TEXTO -
********************
Justiça Federal levanta sigilo de investigação de aliados de Davi Alcolumbre sobre fraude em licitação no DNIT

Justiça Federal levanta sigilo de investigação de aliados de Davi Alcolumbre sobre fraude em licitação no DNIT

O juiz federal Jucelio Fleury Neto, titular da 4ª Vara Federal da Seção Judiciária do Amapá, determinou o levantamento do sigilo de ação cautelar que apura supostos crimes de fraude em licitação, corrupção e organização criminosa no âmbito do DNIT/AP. A decisão é de 10 de abril de 2026.

A representação da Polícia Federal, vinculada ao inquérito 1011805-37.2024.4.01.3100, pediu medidas contra servidores e empresários. Entre os citados estão: 

Marcello Vieira Linhares, então superintendente do DNIT/AP

Breno Barbosa Chaves Pinto, empresário ligado à Construtora e Reflorestadora Rio Pedreira LTDA

Luiz Otávio Fontes Junqueira, empresário da LCM Construção e Comércio S/A

Denival Falcão da Hora Júnior, responsável por licitações no DNIT/AP

Ruth Cléa Carmo de Sousa Monteiro, servidora do DNIT/AP

Cláudia Campos Batista, representante da LCM

Medidas cautelares

Em julho de 2025, a Justiça autorizou busca e apreensão, afastamento cautelar de servidores por 10 dias e bloqueio de bens. Os limites de constrição patrimonial somam R$ 3,35 milhões para Breno Barbosa e a Rio Pedreira; R$ 680 mil para Luiz Otávio, LCM e Cláudia; e R$ 4,03 milhões para Marcello Linhares, Denival Falcão e Ruth Cléa.
********************
MATERIAL DE CONSULTA -

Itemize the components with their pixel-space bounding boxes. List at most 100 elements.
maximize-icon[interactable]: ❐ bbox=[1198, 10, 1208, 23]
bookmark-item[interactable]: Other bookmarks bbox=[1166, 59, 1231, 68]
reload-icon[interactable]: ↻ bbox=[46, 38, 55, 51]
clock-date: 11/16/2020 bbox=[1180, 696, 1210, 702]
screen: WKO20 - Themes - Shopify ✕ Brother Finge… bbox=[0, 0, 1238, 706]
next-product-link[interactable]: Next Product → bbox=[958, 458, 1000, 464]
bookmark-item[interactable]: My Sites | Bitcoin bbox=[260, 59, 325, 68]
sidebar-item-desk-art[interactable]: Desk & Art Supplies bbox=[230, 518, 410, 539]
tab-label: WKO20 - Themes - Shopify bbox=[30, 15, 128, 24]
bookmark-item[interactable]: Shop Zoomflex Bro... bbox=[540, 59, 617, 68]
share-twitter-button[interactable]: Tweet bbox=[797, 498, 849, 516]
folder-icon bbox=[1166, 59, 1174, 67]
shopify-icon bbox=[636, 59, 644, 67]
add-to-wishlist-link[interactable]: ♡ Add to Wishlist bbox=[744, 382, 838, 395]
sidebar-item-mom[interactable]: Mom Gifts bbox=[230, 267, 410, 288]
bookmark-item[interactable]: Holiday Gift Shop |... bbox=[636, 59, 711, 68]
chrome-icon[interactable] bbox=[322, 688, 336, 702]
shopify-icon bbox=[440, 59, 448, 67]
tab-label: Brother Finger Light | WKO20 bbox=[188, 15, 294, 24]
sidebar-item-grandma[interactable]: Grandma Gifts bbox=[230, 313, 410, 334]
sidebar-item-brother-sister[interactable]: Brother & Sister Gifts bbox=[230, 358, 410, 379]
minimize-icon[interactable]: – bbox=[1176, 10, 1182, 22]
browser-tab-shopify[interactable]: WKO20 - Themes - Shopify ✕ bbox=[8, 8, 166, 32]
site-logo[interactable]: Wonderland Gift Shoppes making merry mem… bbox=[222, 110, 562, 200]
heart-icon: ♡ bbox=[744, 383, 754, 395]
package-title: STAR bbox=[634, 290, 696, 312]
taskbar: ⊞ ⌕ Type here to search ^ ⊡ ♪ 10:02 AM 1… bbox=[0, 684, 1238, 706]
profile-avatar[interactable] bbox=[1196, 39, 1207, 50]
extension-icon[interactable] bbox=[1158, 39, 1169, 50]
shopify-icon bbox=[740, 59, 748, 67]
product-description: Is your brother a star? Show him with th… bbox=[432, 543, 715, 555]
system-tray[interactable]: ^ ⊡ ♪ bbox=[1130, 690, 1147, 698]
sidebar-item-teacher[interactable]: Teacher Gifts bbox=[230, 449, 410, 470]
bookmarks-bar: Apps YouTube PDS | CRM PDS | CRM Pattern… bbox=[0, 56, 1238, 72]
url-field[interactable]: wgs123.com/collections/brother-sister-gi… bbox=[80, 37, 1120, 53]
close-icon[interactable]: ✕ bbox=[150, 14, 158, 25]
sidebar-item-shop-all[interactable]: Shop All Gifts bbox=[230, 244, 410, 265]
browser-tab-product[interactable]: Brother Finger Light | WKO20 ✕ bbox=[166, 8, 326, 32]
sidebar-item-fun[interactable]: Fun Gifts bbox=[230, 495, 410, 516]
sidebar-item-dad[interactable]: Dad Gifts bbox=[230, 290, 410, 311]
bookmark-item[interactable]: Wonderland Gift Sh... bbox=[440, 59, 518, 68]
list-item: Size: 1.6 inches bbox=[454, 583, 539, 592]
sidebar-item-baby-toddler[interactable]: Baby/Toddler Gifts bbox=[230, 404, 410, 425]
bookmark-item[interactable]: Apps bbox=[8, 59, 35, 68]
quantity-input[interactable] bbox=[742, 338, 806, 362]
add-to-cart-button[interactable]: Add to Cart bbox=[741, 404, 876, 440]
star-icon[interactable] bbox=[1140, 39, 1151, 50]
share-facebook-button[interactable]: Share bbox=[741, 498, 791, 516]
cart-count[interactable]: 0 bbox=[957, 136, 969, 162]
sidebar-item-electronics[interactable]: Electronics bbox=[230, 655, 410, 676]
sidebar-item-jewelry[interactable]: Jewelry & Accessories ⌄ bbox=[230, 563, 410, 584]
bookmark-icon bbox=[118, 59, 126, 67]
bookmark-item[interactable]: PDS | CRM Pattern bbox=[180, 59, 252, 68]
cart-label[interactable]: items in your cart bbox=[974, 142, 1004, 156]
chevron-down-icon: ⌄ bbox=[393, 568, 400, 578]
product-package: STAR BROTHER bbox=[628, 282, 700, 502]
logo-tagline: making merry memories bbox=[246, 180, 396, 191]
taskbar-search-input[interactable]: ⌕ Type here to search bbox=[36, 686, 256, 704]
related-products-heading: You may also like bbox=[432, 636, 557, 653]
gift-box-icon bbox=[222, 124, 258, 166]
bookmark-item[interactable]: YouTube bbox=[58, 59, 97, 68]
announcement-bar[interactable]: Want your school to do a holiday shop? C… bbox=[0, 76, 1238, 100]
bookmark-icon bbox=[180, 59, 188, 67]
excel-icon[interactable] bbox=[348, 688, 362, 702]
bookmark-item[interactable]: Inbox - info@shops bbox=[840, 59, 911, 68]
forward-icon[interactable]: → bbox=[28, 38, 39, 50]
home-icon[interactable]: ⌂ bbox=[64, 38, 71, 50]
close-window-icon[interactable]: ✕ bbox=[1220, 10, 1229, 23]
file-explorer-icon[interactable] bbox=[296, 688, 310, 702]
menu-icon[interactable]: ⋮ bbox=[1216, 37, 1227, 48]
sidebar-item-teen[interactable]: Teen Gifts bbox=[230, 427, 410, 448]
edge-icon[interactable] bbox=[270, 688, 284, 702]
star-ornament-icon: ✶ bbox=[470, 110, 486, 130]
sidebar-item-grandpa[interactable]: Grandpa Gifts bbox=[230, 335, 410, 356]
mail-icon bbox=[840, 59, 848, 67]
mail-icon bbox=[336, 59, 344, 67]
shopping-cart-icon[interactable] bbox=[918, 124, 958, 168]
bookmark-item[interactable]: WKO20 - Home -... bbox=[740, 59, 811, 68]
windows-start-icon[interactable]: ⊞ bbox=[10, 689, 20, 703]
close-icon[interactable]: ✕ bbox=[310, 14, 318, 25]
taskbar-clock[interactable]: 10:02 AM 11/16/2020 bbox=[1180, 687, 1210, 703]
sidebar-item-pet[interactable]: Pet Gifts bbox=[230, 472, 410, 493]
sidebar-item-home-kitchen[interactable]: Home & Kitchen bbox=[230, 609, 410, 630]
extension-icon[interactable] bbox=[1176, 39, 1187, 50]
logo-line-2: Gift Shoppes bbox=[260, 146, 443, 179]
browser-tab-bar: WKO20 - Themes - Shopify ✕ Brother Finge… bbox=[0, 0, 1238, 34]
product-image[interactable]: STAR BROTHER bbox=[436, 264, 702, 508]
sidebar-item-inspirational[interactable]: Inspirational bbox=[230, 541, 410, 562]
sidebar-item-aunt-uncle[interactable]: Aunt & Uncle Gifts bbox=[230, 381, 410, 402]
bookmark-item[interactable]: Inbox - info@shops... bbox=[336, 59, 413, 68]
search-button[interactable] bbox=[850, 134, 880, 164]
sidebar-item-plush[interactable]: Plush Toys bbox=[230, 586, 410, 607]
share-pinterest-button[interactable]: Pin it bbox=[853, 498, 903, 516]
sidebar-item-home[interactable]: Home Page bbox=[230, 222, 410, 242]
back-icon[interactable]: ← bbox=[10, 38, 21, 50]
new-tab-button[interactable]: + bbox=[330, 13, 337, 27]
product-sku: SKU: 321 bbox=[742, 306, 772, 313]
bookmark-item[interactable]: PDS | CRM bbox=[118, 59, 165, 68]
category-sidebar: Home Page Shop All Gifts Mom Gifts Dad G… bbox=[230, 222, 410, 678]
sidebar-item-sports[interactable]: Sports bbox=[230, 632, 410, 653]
********************
TAREFA 1 -
De acordo com a notícia, qual é o limite de bloqueio de bens fixado para Breno Barbosa e a Rio Pedreira?
TAREFA 2 -
Devolva, sem nenhuma alteração, o trecho da notícia entre "Medidas cautelares" e "e Ruth Cléa.", inclusive.

RESPOSTA DA TAREFA 1 -
R$ 3,35 milhões.

RESPOSTA DA TAREFA 2 -
Medidas cautelares

Em julho de 2025, a Justiça autorizou busca e apreensão, afastamento cautelar de servidores por 10 dias e bloqueio de bens. Os limites de constrição patrimonial somam R$ 3,35 milhões para Breno Barbosa e a Rio Pedreira; R$ 680 mil para Luiz Otávio, LCM e Cláudia; e R$ 4,03 milhões para Marcello Linhares, Denival Falcão e Ruth Cléa.